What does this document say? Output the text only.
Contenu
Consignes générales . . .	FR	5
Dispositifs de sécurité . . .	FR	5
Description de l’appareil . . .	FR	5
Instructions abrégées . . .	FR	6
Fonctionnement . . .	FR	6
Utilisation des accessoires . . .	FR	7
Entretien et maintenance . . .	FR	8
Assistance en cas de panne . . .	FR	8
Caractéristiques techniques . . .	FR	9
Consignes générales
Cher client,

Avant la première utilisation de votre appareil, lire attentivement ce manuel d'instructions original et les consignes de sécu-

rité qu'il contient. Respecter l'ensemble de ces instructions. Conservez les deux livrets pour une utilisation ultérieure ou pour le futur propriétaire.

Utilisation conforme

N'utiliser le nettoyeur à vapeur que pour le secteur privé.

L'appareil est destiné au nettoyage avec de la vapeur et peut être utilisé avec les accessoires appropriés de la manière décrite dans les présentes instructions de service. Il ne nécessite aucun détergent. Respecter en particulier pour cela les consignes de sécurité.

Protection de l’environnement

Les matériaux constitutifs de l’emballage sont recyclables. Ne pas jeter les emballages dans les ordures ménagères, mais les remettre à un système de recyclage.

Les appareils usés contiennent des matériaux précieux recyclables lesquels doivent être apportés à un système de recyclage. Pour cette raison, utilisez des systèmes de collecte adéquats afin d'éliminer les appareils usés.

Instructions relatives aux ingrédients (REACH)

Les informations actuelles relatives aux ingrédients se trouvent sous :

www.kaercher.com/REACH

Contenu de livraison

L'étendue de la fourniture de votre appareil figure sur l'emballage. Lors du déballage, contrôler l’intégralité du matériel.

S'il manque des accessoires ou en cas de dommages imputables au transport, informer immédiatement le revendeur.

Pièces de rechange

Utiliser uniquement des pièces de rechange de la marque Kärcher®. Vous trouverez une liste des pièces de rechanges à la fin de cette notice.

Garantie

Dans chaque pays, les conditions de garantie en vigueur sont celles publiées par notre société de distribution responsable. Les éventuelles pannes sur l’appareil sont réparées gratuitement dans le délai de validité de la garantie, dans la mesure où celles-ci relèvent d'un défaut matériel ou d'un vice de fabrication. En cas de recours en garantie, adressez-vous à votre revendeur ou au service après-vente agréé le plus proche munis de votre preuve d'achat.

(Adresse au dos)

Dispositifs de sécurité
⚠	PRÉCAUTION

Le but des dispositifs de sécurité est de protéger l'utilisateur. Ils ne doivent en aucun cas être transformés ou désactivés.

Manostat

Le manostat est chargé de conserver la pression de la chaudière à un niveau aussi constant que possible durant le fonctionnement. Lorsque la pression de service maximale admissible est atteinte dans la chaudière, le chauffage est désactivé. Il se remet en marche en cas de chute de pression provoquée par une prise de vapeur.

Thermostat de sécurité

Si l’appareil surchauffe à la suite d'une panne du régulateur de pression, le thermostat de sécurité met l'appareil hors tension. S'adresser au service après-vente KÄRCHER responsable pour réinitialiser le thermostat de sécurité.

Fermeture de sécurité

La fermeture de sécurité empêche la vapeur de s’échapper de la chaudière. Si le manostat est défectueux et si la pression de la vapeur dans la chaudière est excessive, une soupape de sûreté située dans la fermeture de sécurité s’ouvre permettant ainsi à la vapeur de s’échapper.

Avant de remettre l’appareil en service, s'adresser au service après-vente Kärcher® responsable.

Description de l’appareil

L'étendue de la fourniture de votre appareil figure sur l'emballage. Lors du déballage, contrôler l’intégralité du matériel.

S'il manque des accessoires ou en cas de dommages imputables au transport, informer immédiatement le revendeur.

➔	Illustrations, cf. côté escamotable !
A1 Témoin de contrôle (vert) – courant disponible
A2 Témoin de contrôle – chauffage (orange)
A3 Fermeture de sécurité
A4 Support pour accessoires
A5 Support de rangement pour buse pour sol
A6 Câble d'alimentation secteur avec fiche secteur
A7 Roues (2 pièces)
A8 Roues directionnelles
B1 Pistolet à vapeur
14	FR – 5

#### Instruction:
Search the listing for the string "remettre". Copy each line where it turns up.

#### Task answer:
Les matériaux constitutifs de l’emballage sont recyclables. Ne pas jeter les emballages dans les ordures ménagères, mais les remettre à un système de recyclage.
Avant de remettre l’appareil en service, s'adresser au service après-vente Kärcher® responsable.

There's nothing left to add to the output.